Reproduce the records below exactly as they appear, omitting any pictures they contain.

====== PROVIDED ENTRIES

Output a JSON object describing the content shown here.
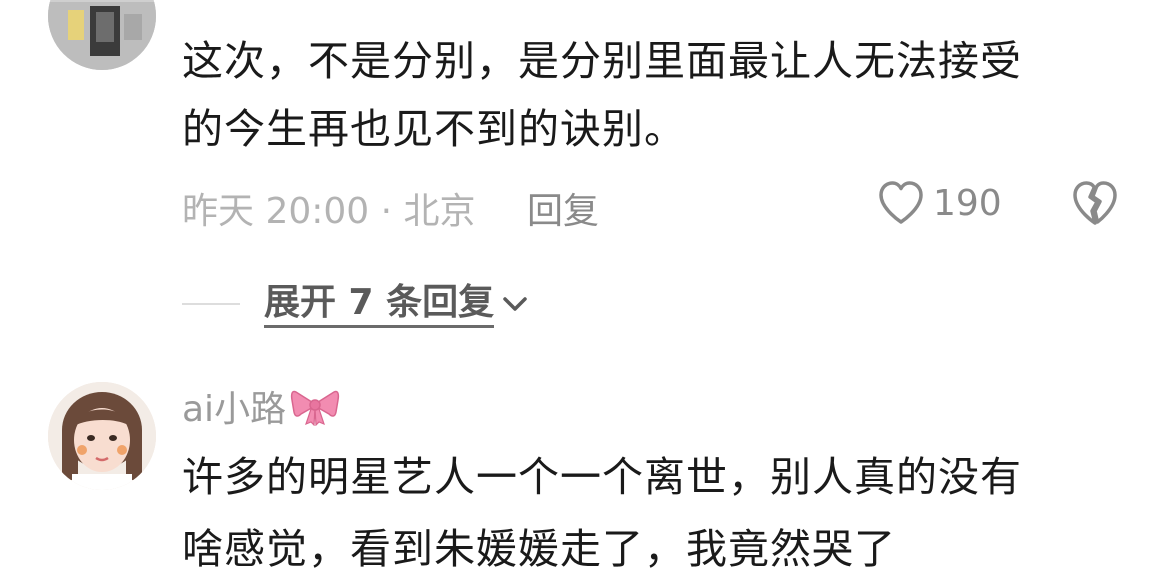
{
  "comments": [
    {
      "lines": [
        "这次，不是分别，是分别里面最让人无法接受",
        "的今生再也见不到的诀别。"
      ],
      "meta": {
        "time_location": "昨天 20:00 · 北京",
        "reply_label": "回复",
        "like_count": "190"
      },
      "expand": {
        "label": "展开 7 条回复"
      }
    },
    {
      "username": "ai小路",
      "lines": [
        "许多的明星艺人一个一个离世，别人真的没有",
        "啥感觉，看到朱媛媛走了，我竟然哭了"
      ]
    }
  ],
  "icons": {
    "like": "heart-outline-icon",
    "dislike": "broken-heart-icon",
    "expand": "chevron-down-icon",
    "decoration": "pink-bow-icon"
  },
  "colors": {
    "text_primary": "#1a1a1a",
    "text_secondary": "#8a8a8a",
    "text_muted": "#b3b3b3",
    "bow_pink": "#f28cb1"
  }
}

============

RESPONSE BELOW:
Output a JSON object describing the content shown here.
{
  "comments": [
    {
      "lines": [
        "这次，不是分别，是分别里面最让人无法接受",
        "的今生再也见不到的诀别。"
      ],
      "meta": {
        "time_location": "昨天 20:00 · 北京",
        "reply_label": "回复",
        "like_count": "190"
      },
      "expand": {
        "label": "展开 7 条回复"
      }
    },
    {
      "username": "ai小路",
      "lines": [
        "许多的明星艺人一个一个离世，别人真的没有",
        "啥感觉，看到朱媛媛走了，我竟然哭了"
      ]
    }
  ],
  "icons": {
    "like": "heart-outline-icon",
    "dislike": "broken-heart-icon",
    "expand": "chevron-down-icon",
    "decoration": "pink-bow-icon"
  },
  "colors": {
    "text_primary": "#1a1a1a",
    "text_secondary": "#8a8a8a",
    "text_muted": "#b3b3b3",
    "bow_pink": "#f28cb1"
  }
}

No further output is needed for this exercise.